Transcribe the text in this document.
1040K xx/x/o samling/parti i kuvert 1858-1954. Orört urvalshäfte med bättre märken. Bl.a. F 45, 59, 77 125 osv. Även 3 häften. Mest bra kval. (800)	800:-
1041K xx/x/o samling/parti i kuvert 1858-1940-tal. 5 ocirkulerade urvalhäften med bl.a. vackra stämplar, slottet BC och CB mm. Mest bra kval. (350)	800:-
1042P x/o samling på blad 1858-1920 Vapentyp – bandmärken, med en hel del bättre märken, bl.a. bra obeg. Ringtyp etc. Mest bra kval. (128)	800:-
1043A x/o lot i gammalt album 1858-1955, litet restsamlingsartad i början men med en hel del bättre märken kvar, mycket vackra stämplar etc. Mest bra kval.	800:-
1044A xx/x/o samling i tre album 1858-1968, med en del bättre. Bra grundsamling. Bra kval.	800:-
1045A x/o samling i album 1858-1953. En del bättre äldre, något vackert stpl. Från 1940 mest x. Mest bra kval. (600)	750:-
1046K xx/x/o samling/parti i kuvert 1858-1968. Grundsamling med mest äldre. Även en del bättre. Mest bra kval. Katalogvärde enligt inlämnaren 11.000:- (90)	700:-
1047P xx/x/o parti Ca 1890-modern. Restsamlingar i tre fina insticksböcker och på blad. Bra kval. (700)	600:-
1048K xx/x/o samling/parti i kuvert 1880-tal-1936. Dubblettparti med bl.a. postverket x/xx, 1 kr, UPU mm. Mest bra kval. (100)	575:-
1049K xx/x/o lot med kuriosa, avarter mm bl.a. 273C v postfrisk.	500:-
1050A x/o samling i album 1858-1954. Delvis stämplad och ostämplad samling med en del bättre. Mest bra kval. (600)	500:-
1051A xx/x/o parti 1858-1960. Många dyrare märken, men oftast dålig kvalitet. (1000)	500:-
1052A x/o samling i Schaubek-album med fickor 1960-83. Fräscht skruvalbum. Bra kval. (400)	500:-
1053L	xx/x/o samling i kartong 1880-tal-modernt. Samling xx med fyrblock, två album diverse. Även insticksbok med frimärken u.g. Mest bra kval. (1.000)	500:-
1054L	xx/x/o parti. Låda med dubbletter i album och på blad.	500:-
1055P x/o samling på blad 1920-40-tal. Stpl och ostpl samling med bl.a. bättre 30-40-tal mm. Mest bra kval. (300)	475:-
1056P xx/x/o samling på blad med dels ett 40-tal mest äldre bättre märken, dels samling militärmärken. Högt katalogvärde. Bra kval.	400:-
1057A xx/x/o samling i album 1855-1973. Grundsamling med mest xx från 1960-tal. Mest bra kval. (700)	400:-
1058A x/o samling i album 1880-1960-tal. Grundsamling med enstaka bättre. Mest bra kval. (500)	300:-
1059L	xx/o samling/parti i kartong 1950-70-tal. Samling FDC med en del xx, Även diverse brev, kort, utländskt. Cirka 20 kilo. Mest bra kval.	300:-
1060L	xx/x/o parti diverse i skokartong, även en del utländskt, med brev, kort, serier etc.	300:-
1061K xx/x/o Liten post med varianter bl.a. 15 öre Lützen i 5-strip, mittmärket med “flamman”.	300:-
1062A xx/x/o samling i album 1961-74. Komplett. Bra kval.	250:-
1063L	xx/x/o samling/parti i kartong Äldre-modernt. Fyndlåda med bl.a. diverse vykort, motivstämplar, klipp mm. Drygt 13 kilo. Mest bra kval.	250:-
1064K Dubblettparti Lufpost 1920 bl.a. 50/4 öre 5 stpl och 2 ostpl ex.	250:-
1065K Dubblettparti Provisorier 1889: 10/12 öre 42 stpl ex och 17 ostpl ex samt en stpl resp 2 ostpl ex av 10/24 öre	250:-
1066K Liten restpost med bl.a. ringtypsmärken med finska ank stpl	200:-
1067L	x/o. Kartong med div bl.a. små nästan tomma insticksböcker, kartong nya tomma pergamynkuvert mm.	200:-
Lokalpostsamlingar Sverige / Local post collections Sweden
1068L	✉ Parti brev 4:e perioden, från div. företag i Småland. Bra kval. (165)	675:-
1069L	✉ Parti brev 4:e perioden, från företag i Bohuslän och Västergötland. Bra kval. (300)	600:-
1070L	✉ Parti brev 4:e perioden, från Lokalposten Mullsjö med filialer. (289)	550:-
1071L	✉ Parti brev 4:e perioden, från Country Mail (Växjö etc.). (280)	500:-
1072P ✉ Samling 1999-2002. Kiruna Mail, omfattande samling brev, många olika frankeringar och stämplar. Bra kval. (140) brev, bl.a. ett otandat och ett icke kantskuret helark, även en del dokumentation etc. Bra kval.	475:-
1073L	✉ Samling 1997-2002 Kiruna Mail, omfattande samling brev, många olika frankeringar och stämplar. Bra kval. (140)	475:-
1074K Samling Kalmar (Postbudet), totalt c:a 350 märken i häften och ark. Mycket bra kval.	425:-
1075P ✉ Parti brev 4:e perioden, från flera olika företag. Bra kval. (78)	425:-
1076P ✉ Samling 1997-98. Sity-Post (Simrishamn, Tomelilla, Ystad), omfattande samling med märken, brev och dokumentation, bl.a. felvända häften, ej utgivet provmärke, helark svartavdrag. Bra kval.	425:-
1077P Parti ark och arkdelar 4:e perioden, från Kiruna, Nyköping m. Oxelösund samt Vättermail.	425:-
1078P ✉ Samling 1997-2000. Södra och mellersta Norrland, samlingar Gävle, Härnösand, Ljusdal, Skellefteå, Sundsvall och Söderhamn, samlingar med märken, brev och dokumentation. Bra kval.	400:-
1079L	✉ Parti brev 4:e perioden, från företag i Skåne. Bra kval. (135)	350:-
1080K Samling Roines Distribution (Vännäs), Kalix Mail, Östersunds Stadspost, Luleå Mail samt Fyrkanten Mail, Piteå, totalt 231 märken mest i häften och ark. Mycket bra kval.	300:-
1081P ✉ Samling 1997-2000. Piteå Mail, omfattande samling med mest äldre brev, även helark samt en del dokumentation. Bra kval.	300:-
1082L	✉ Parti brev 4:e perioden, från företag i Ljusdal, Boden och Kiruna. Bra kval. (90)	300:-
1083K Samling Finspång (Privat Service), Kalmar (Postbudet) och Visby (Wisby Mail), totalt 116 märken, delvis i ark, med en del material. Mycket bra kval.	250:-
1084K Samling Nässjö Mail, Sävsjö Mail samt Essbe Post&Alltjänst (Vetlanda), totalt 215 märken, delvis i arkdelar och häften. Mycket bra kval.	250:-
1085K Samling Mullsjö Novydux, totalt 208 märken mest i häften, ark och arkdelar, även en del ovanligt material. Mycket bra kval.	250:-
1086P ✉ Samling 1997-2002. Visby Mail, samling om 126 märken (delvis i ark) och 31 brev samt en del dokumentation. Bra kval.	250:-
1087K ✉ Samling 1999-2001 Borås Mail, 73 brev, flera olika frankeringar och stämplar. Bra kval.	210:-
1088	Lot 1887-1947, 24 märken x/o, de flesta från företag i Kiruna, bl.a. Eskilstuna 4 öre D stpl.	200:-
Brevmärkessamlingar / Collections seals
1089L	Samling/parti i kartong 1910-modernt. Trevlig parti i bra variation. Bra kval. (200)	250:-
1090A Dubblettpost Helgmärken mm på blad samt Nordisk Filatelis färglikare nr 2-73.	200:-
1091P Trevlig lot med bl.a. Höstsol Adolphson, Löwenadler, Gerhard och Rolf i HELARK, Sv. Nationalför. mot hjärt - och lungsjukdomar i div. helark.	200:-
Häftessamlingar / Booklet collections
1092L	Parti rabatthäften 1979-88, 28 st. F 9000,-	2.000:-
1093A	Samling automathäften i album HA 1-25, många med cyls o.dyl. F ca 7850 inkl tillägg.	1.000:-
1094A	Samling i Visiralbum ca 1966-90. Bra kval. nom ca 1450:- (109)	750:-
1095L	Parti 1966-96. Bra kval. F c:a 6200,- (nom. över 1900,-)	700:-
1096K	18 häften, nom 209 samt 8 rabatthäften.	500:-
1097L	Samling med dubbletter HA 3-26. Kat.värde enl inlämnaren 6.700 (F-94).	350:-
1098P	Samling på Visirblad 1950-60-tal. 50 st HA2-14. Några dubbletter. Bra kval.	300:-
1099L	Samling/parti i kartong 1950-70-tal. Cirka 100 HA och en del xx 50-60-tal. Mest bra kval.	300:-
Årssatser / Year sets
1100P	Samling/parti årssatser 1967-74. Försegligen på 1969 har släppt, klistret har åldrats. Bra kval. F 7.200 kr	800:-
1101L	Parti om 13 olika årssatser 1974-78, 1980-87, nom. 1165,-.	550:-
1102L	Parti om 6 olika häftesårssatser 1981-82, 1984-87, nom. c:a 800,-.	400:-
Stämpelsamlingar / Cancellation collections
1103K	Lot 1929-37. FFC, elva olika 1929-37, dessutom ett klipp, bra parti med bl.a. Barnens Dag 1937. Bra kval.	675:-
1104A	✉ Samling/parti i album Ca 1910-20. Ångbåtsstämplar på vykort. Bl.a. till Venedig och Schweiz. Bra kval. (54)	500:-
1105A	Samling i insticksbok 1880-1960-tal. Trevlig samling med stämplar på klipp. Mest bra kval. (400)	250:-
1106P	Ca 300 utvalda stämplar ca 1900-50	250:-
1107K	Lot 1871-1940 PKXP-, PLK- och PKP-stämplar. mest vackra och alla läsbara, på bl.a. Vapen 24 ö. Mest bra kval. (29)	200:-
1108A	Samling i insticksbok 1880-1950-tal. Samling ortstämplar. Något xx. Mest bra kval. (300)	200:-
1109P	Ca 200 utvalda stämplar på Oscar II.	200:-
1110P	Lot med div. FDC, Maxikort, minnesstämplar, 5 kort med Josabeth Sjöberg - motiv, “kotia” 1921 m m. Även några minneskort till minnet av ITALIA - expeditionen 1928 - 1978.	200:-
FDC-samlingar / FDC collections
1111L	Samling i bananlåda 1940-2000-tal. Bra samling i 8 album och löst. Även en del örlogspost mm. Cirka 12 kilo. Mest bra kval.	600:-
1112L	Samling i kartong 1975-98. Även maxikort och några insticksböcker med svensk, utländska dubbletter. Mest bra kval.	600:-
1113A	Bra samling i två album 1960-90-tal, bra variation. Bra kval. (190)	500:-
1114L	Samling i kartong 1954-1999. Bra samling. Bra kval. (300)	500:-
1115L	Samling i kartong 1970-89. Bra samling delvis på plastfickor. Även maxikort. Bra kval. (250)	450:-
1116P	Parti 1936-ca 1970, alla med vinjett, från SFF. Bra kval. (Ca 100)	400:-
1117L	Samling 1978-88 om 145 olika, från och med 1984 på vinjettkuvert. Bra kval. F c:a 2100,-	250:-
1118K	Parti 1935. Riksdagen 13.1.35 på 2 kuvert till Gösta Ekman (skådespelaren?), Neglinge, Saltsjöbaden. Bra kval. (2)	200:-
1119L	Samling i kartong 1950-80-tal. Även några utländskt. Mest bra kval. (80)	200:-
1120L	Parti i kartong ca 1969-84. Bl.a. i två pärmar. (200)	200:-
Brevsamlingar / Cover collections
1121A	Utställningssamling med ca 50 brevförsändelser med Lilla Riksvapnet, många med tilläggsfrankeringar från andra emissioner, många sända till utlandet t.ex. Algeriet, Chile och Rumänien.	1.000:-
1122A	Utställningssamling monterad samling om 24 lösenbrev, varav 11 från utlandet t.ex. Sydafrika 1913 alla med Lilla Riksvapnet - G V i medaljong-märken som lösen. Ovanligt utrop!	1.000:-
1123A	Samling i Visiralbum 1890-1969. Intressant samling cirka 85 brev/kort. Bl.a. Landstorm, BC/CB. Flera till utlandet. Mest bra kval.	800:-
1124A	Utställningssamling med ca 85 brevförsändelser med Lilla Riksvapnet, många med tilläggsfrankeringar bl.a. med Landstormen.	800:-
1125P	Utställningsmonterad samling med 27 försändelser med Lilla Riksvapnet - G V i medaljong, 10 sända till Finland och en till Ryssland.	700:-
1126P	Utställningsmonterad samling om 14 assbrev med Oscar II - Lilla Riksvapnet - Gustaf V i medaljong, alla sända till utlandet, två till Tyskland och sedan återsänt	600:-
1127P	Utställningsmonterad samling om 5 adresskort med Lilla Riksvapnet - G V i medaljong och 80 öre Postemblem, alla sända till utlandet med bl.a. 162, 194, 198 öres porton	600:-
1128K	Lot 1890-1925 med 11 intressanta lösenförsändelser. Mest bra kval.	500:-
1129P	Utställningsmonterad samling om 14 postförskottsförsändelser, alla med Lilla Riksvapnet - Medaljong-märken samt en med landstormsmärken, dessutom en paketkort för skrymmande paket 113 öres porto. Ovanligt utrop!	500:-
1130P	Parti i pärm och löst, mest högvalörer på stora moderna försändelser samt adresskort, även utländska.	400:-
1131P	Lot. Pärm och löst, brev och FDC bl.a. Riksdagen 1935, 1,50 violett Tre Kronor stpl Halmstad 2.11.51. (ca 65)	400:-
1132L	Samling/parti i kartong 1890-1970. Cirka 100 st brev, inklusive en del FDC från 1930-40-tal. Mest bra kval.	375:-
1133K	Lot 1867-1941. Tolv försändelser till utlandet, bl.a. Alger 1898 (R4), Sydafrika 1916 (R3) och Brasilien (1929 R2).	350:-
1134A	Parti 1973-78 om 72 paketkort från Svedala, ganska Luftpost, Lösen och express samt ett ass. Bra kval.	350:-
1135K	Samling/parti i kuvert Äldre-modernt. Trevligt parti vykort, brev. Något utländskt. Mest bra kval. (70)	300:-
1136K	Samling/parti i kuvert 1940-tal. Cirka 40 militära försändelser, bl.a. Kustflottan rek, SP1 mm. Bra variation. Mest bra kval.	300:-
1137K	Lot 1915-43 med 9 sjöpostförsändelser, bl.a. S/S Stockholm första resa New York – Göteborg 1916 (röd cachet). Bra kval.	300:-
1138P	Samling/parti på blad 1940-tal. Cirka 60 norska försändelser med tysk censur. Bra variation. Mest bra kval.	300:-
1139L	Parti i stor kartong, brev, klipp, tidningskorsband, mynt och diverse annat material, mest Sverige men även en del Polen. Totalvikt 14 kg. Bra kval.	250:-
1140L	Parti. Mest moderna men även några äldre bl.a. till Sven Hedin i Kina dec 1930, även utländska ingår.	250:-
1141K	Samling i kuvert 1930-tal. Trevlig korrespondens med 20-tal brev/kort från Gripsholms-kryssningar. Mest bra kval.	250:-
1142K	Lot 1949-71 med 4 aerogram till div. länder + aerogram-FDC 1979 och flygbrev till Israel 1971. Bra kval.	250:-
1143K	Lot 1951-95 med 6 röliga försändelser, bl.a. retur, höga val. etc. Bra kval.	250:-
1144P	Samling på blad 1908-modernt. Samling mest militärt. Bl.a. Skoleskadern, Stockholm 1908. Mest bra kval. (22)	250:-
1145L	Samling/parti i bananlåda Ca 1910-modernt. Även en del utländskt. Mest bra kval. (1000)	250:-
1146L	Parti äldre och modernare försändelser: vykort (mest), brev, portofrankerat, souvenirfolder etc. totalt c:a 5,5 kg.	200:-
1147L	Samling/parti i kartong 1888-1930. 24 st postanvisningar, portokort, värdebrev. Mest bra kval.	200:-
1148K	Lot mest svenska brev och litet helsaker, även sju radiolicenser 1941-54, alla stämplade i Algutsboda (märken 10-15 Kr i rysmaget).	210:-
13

────────────────────

DIRECTIVE →
Only the number is wanted: how many lines contain the string "arkdelar"?

THE REPLY →
3